## Start GIVEN ENTRIES
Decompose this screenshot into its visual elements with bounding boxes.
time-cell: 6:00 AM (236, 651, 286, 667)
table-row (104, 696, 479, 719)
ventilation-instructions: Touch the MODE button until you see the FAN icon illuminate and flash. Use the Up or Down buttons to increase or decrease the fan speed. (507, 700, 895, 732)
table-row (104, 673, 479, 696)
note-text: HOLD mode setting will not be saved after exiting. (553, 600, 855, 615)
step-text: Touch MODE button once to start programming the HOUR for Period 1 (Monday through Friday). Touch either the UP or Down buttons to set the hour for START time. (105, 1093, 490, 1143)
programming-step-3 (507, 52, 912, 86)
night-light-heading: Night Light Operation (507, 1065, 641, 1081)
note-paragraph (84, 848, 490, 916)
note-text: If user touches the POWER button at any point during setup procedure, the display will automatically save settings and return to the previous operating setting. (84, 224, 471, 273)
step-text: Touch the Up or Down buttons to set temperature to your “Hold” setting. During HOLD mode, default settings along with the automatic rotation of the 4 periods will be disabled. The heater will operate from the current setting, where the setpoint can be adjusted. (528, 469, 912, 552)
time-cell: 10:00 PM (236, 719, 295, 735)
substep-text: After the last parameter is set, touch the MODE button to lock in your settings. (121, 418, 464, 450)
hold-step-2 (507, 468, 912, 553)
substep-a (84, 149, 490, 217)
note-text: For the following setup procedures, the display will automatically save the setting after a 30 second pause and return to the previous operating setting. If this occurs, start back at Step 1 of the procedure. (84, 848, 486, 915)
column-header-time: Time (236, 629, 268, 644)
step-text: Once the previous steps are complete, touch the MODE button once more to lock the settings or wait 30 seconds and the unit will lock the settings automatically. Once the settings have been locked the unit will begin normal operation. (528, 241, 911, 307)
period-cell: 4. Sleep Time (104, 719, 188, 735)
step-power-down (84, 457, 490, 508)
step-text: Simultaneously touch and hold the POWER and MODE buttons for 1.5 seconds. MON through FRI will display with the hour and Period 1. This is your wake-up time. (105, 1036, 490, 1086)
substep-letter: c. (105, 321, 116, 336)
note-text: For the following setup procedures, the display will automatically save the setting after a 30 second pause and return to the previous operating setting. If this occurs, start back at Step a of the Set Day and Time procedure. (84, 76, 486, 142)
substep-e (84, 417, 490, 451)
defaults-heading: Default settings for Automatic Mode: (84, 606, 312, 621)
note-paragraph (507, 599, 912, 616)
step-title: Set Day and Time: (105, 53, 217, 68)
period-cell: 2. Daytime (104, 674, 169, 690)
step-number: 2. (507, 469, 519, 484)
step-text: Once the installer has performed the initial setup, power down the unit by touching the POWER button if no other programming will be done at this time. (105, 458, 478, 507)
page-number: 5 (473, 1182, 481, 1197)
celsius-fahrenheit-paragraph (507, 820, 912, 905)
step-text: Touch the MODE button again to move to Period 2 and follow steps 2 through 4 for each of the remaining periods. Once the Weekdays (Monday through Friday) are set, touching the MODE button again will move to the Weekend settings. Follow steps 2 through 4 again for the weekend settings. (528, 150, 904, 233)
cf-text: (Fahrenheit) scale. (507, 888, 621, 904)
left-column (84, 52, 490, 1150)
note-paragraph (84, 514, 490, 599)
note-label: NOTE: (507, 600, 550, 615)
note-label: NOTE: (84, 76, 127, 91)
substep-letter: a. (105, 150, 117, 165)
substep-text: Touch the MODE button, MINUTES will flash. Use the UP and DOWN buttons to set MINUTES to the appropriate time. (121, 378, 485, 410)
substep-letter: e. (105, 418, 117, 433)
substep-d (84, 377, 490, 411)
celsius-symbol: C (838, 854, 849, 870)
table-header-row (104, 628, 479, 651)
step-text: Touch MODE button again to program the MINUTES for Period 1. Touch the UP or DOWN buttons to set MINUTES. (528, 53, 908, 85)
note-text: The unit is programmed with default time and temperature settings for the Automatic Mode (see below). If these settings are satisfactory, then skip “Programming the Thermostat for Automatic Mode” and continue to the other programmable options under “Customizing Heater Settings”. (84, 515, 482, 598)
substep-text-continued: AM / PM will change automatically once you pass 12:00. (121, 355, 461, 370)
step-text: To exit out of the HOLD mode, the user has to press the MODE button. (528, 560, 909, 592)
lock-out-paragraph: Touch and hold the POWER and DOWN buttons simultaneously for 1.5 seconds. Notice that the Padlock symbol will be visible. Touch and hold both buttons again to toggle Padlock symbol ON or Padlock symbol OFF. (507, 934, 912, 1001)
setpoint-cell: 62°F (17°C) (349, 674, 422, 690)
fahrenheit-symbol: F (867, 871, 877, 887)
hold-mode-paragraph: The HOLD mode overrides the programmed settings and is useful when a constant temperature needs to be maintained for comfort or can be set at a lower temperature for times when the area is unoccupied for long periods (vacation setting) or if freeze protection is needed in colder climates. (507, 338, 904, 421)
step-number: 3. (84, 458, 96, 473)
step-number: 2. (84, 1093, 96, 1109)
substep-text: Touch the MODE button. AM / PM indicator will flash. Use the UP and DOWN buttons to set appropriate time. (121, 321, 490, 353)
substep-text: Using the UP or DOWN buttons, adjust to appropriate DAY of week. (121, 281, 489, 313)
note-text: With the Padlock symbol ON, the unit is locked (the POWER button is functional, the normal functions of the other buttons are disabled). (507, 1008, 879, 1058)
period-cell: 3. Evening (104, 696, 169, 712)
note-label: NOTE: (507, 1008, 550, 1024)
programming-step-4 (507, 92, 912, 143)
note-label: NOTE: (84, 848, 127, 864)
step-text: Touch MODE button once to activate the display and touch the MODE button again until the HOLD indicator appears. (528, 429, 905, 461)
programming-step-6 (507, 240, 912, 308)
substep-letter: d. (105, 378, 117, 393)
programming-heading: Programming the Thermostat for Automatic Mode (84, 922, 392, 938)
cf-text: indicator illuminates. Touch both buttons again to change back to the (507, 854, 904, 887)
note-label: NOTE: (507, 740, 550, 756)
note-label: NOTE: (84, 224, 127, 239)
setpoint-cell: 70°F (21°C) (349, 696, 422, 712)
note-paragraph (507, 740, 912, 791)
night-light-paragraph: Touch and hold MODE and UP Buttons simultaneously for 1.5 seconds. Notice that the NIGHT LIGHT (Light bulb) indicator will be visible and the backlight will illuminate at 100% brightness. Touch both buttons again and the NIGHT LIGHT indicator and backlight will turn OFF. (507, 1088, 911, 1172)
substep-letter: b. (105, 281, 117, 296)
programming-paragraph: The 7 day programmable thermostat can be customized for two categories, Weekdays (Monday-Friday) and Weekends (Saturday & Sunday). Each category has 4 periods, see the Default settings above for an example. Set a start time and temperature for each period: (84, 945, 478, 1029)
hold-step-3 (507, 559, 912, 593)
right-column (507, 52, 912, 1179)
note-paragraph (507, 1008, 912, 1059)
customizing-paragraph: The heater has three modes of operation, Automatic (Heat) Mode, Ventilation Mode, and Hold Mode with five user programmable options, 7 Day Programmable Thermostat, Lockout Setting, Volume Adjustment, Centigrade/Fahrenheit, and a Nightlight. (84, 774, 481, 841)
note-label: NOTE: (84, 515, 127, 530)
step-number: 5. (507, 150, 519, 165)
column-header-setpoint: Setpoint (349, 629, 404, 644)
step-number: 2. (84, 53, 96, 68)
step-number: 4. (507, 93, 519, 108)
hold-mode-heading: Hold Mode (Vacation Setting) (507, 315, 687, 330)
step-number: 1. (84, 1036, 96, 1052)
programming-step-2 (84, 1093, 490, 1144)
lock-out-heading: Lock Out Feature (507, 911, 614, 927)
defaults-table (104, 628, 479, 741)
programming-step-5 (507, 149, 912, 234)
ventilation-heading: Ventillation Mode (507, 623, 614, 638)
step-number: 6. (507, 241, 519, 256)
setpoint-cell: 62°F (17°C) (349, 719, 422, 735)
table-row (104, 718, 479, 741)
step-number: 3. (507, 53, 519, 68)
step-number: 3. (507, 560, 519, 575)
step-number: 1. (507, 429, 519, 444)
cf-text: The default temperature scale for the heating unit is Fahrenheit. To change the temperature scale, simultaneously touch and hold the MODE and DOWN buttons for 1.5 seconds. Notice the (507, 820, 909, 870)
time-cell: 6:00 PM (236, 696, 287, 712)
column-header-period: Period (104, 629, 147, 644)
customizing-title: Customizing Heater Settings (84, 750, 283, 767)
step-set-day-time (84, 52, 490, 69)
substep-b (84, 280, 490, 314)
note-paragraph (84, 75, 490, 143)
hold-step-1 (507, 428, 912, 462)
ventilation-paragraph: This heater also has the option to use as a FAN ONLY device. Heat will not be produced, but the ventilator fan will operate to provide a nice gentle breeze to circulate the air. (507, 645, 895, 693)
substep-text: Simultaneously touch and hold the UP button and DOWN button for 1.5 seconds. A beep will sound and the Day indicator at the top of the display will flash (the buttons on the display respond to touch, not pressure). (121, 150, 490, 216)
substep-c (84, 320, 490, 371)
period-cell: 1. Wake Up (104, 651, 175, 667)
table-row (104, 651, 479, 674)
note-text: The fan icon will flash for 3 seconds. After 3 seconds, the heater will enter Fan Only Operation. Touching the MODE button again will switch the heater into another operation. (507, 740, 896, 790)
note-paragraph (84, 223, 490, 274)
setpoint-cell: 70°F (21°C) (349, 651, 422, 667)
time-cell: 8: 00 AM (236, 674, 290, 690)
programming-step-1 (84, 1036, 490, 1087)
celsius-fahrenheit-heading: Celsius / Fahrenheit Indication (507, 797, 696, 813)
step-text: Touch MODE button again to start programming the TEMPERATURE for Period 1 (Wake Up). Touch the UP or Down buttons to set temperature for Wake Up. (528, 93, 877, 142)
## End GIVEN ENTRIES
## Start GIVEN ENTRIES
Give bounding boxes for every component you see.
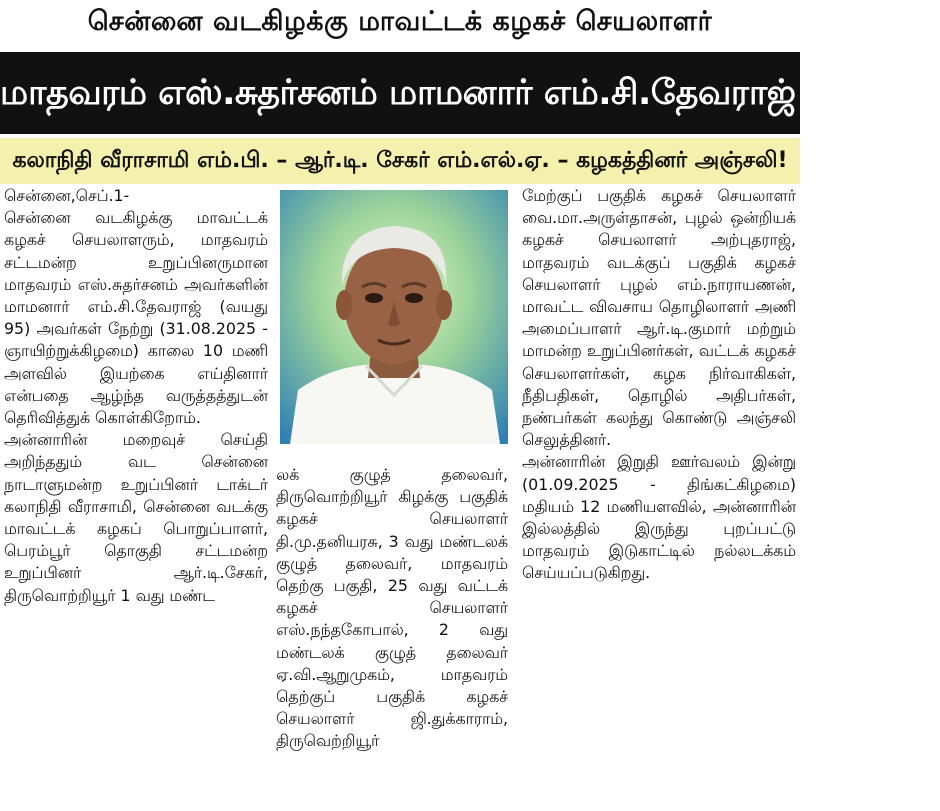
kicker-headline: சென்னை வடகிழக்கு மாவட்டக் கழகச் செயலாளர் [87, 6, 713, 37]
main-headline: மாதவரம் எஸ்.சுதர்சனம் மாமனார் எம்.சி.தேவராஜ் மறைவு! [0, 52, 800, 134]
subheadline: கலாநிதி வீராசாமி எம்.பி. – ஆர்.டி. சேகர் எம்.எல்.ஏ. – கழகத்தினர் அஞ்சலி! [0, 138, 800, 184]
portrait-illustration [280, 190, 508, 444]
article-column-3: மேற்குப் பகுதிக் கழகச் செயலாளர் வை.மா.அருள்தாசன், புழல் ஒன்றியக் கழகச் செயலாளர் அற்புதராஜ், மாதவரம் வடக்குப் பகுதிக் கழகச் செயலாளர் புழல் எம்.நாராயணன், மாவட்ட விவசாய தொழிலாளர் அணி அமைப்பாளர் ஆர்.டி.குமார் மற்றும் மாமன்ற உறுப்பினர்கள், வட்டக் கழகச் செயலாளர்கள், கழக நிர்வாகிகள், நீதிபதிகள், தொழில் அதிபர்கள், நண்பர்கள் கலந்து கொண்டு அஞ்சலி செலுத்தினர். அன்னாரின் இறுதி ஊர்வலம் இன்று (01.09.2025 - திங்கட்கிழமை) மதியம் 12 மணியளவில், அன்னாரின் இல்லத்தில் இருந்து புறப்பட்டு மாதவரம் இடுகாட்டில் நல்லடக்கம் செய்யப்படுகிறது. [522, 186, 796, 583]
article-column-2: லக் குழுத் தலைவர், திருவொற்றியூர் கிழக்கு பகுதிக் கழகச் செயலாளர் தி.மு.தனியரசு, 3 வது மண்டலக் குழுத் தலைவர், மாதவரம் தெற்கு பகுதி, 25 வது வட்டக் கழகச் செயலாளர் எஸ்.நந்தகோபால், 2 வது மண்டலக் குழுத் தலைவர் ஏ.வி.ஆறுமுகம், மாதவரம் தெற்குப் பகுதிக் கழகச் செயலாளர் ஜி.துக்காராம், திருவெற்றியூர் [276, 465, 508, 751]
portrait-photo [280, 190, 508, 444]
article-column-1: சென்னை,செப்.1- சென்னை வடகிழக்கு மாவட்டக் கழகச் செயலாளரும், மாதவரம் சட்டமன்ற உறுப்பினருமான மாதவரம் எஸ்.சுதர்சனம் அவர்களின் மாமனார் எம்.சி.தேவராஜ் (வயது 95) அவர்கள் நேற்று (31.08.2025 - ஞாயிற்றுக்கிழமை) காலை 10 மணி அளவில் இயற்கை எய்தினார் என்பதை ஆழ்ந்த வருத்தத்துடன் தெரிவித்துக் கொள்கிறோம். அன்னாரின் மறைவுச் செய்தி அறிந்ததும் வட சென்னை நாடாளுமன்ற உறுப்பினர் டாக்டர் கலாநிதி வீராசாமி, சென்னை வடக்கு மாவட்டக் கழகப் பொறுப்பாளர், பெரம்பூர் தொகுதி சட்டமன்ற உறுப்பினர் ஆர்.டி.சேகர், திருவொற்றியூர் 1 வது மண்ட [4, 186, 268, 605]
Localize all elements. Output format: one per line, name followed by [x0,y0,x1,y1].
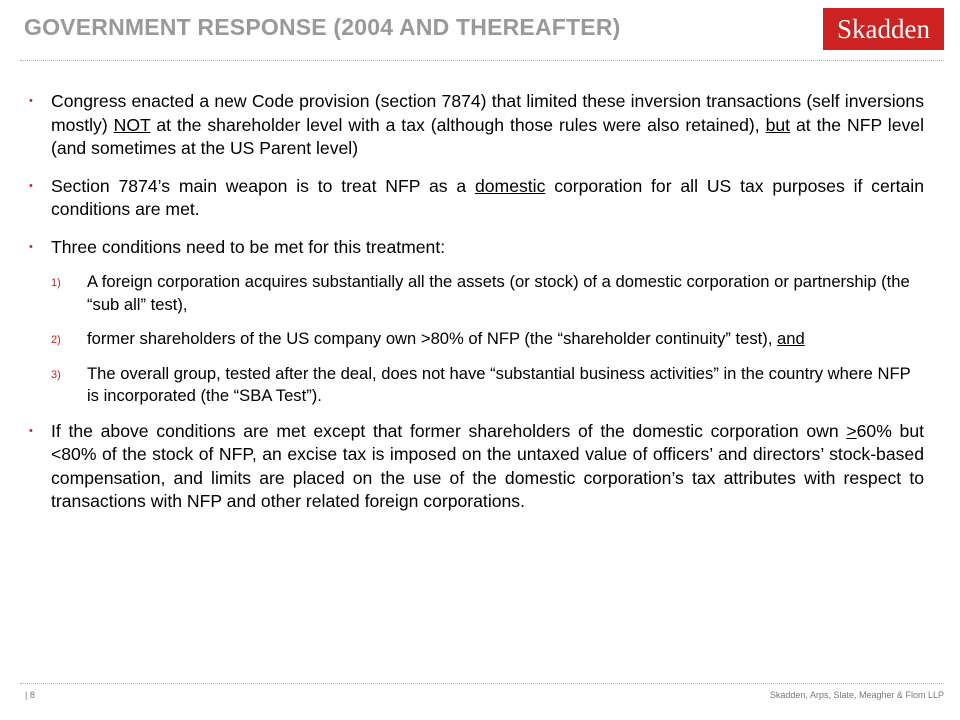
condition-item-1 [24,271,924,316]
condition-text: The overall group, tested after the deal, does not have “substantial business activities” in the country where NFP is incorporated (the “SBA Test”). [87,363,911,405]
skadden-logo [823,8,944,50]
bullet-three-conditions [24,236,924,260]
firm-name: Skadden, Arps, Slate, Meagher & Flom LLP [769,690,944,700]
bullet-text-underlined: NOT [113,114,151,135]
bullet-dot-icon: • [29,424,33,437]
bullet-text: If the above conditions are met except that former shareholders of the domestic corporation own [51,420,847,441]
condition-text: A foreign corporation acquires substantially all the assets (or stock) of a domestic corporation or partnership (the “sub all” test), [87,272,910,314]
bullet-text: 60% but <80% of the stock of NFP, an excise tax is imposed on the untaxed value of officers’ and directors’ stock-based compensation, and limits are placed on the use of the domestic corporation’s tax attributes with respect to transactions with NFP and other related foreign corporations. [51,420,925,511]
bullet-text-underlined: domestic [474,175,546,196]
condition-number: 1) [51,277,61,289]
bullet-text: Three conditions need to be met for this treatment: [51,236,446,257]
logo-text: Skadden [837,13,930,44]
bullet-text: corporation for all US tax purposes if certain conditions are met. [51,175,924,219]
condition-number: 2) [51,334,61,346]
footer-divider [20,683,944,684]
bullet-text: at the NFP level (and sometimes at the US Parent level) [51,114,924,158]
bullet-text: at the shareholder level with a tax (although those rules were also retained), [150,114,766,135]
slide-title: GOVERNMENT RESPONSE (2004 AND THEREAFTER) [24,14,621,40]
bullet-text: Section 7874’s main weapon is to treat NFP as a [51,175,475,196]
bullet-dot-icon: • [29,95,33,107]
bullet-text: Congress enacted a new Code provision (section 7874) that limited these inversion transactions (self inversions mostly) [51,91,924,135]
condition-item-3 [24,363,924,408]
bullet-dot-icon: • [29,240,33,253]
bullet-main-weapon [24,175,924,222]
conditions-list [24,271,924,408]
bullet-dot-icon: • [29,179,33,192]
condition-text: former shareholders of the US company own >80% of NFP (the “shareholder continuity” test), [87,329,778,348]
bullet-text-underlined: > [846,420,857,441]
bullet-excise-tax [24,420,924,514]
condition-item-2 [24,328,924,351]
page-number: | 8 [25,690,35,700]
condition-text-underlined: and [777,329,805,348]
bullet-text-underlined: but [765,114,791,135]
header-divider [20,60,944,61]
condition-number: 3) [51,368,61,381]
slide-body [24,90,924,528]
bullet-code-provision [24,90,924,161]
## End GIVEN ENTRIES
→ **YOUR INSTRUCTIONS**: Could you turn the material above, from the line containing "kicker-headline: சென்னை வடகிழக்கு" through the line containing "article-column-3: மேற்குப் பகுதிக்", into a Markdown table with the columns "Row" and "Line", leaving out any blank lines?

→ **FINAL RESULT**:
| Row | Line |
|---|---|
| 1 | kicker-headline: சென்னை வடகிழக்கு மாவட்டக் கழகச் செயலாளர் [87, 6, 713, 37] |
| 2 | main-headline: மாதவரம் எஸ்.சுதர்சனம் மாமனார் எம்.சி.தேவராஜ் மறைவு! [0, 52, 800, 134] |
| 3 | subheadline: கலாநிதி வீராசாமி எம்.பி. – ஆர்.டி. சேகர் எம்.எல்.ஏ. – கழகத்தினர் அஞ்சலி! [0, 138, 800, 184] |
| 4 | portrait-illustration [280, 190, 508, 444] |
| 5 | article-column-3: மேற்குப் பகுதிக் கழகச் செயலாளர் வை.மா.அருள்தாசன், புழல் ஒன்றியக் கழகச் செயலாளர் அற்புதராஜ், மாதவரம் வடக்குப் பகுதிக் கழகச் செயலாளர் புழல் எம்.நாராயணன், மாவட்ட விவசாய தொழிலாளர் அணி அமைப்பாளர் ஆர்.டி.குமார் மற்றும் மாமன்ற உறுப்பினர்கள், வட்டக் கழகச் செயலாளர்கள், கழக நிர்வாகிகள், நீதிபதிகள், தொழில் அதிபர்கள், நண்பர்கள் கலந்து கொண்டு அஞ்சலி செலுத்தினர். அன்னாரின் இறுதி ஊர்வலம் இன்று (01.09.2025 - திங்கட்கிழமை) மதியம் 12 மணியளவில், அன்னாரின் இல்லத்தில் இருந்து புறப்பட்டு மாதவரம் இடுகாட்டில் நல்லடக்கம் செய்யப்படுகிறது. [522, 186, 796, 583] |